▶ [WHAT IS EXPECTED] Copy out all lines of the records in which the word "была" appears.

▶ [DATA SHOWN]
○ ○ ○ ○

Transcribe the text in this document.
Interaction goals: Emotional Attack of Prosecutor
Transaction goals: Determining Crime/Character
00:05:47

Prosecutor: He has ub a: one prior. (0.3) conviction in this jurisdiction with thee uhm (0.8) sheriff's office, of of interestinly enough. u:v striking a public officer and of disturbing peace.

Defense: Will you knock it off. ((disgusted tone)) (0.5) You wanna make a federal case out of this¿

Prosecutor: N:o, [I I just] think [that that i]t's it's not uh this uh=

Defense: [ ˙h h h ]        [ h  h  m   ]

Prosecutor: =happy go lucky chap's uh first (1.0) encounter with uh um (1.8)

○ ○ ○ ○

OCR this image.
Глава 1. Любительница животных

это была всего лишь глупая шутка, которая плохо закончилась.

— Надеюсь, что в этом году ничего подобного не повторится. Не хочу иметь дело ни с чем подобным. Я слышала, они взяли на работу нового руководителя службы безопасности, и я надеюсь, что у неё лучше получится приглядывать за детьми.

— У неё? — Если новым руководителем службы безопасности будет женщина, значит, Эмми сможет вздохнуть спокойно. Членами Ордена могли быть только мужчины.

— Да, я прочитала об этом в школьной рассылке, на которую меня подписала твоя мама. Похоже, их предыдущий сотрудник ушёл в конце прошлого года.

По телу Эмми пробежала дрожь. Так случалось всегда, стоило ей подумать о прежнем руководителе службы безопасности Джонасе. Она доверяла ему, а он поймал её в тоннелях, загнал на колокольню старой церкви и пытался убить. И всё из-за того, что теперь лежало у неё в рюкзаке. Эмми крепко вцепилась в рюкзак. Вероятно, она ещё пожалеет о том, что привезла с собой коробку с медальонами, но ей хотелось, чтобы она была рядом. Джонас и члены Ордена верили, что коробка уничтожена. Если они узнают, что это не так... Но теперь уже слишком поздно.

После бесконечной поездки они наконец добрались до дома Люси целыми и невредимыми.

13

○ ○ ○ ○

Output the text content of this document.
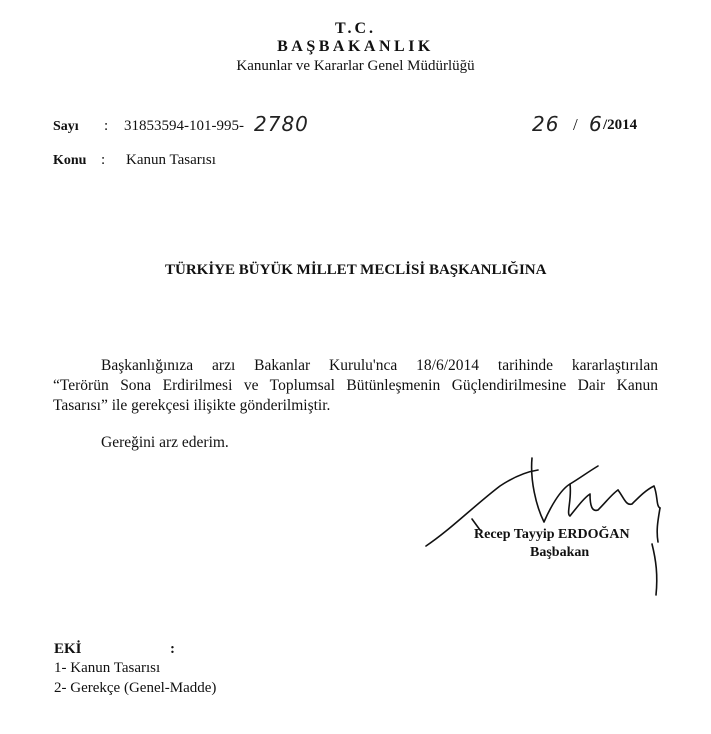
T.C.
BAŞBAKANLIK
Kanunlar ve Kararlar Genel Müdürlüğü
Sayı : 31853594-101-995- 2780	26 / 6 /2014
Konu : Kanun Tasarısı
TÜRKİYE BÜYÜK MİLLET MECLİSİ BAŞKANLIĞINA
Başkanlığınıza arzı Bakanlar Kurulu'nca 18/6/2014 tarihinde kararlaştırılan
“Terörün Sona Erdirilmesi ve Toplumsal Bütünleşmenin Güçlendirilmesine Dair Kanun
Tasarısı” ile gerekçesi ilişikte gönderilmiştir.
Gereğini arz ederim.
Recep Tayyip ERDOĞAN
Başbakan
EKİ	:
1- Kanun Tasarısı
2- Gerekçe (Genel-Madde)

○ ○ ○ ○

▶ [EXPECTED ANSWER]
это была всего лишь глупая шутка, которая плохо закончилась.
По телу Эмми пробежала дрожь. Так случалось всегда, стоило ей подумать о прежнем руководителе службы безопасности Джонасе. Она доверяла ему, а он поймал её в тоннелях, загнал на колокольню старой церкви и пытался убить. И всё из-за того, что теперь лежало у неё в рюкзаке. Эмми крепко вцепилась в рюкзак. Вероятно, она ещё пожалеет о том, что привезла с собой коробку с медальонами, но ей хотелось, чтобы она была рядом. Джонас и члены Ордена верили, что коробка уничтожена. Если они узнают, что это не так... Но теперь уже слишком поздно.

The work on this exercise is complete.